Write out the material again exactly, please, and omit the pictures.
** START OF Record set **
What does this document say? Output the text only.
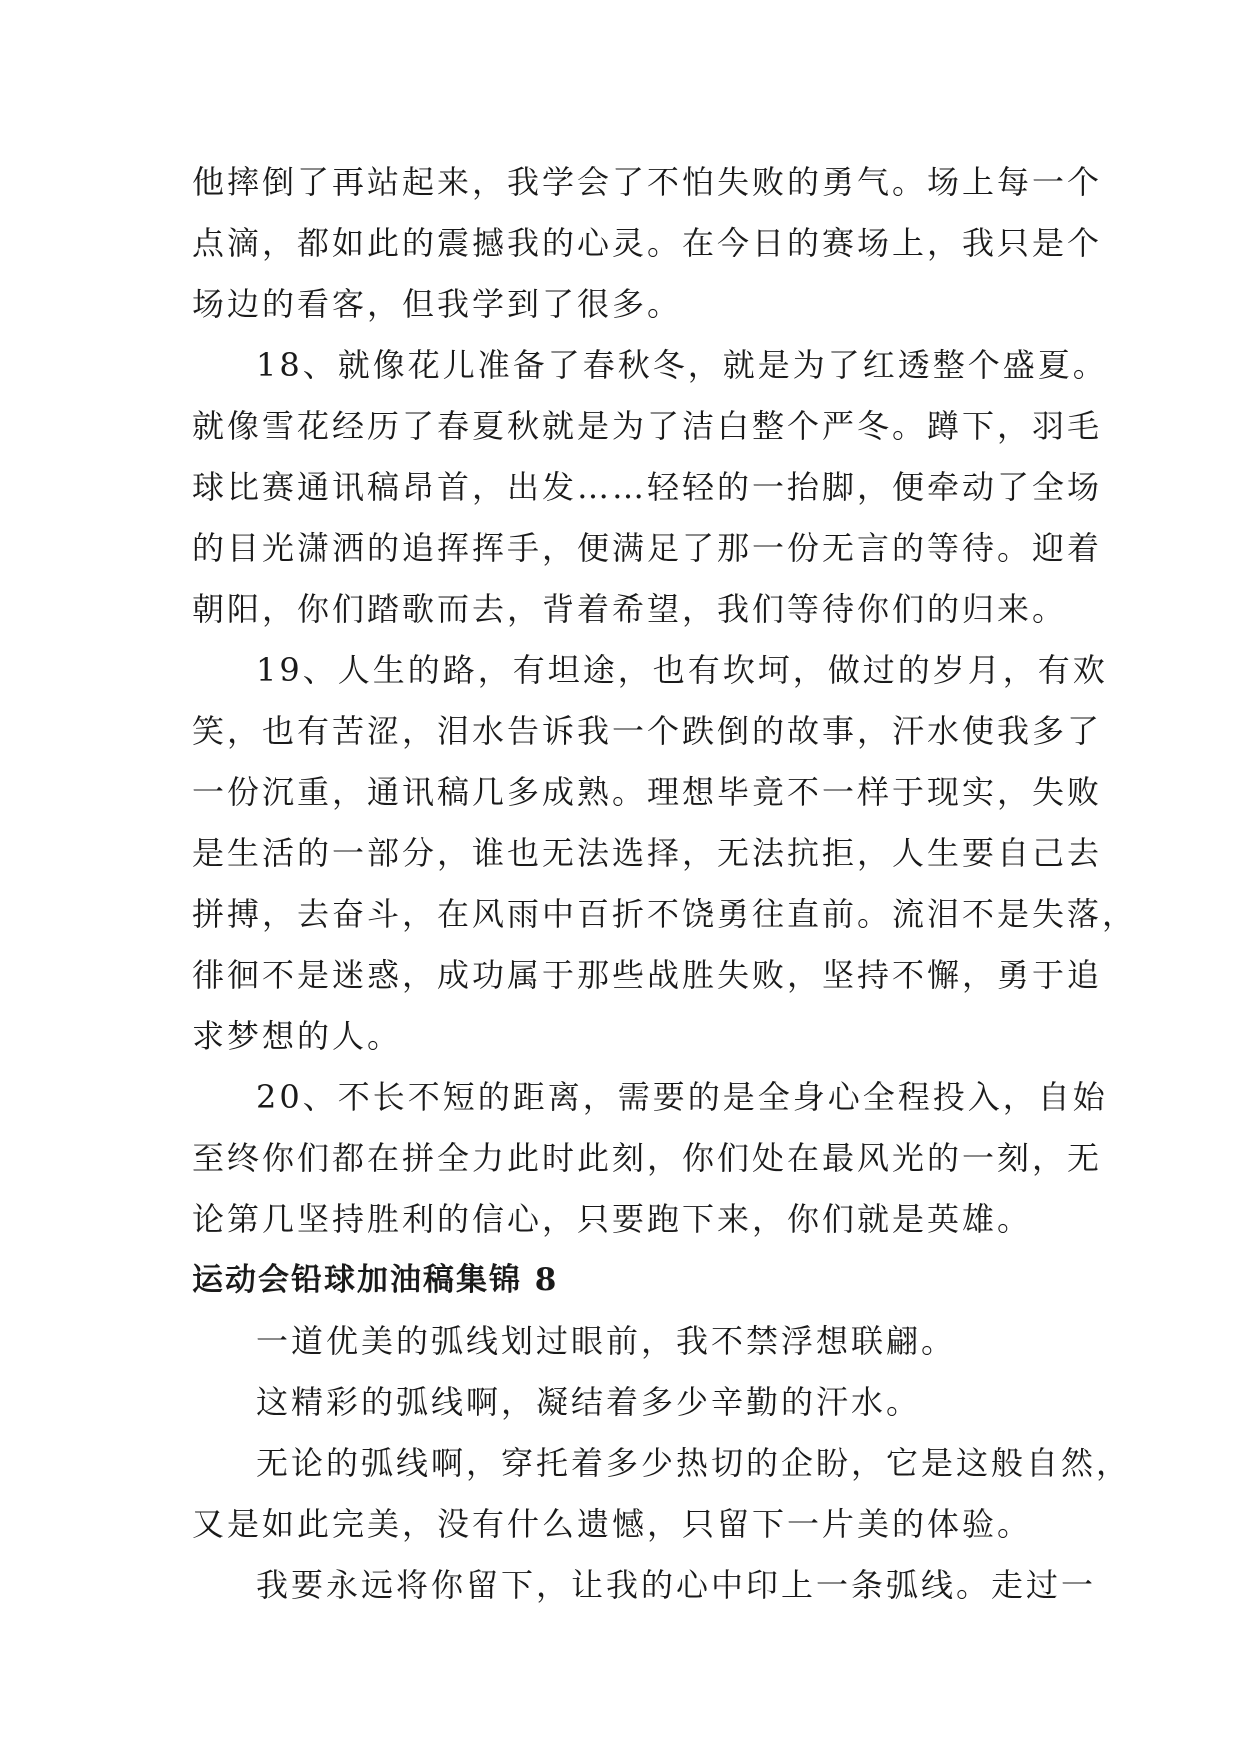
他摔倒了再站起来，我学会了不怕失败的勇气。场上每一个
点滴，都如此的震撼我的心灵。在今日的赛场上，我只是个
场边的看客，但我学到了很多。

18、就像花儿准备了春秋冬，就是为了红透整个盛夏。
就像雪花经历了春夏秋就是为了洁白整个严冬。蹲下，羽毛
球比赛通讯稿昂首，出发……轻轻的一抬脚，便牵动了全场
的目光潇洒的追挥挥手，便满足了那一份无言的等待。迎着
朝阳，你们踏歌而去，背着希望，我们等待你们的归来。

19、人生的路，有坦途，也有坎坷，做过的岁月，有欢
笑，也有苦涩，泪水告诉我一个跌倒的故事，汗水使我多了
一份沉重，通讯稿几多成熟。理想毕竟不一样于现实，失败
是生活的一部分，谁也无法选择，无法抗拒，人生要自己去
拼搏，去奋斗，在风雨中百折不饶勇往直前。流泪不是失落，
徘徊不是迷惑，成功属于那些战胜失败，坚持不懈，勇于追
求梦想的人。

20、不长不短的距离，需要的是全身心全程投入，自始
至终你们都在拼全力此时此刻，你们处在最风光的一刻，无
论第几坚持胜利的信心，只要跑下来，你们就是英雄。

运动会铅球加油稿集锦 8

一道优美的弧线划过眼前，我不禁浮想联翩。

这精彩的弧线啊，凝结着多少辛勤的汗水。

无论的弧线啊，穿托着多少热切的企盼，它是这般自然，
又是如此完美，没有什么遗憾，只留下一片美的体验。

我要永远将你留下，让我的心中印上一条弧线。走过一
** END OF Record set **
Solution to the problem:
What does this document say? Output the text only.
他摔倒了再站起来，我学会了不怕失败的勇气。场上每一个
点滴，都如此的震撼我的心灵。在今日的赛场上，我只是个
场边的看客，但我学到了很多。

18、就像花儿准备了春秋冬，就是为了红透整个盛夏。
就像雪花经历了春夏秋就是为了洁白整个严冬。蹲下，羽毛
球比赛通讯稿昂首，出发……轻轻的一抬脚，便牵动了全场
的目光潇洒的追挥挥手，便满足了那一份无言的等待。迎着
朝阳，你们踏歌而去，背着希望，我们等待你们的归来。

19、人生的路，有坦途，也有坎坷，做过的岁月，有欢
笑，也有苦涩，泪水告诉我一个跌倒的故事，汗水使我多了
一份沉重，通讯稿几多成熟。理想毕竟不一样于现实，失败
是生活的一部分，谁也无法选择，无法抗拒，人生要自己去
拼搏，去奋斗，在风雨中百折不饶勇往直前。流泪不是失落，
徘徊不是迷惑，成功属于那些战胜失败，坚持不懈，勇于追
求梦想的人。

20、不长不短的距离，需要的是全身心全程投入，自始
至终你们都在拼全力此时此刻，你们处在最风光的一刻，无
论第几坚持胜利的信心，只要跑下来，你们就是英雄。

运动会铅球加油稿集锦 8

一道优美的弧线划过眼前，我不禁浮想联翩。

这精彩的弧线啊，凝结着多少辛勤的汗水。

无论的弧线啊，穿托着多少热切的企盼，它是这般自然，
又是如此完美，没有什么遗憾，只留下一片美的体验。

我要永远将你留下，让我的心中印上一条弧线。走过一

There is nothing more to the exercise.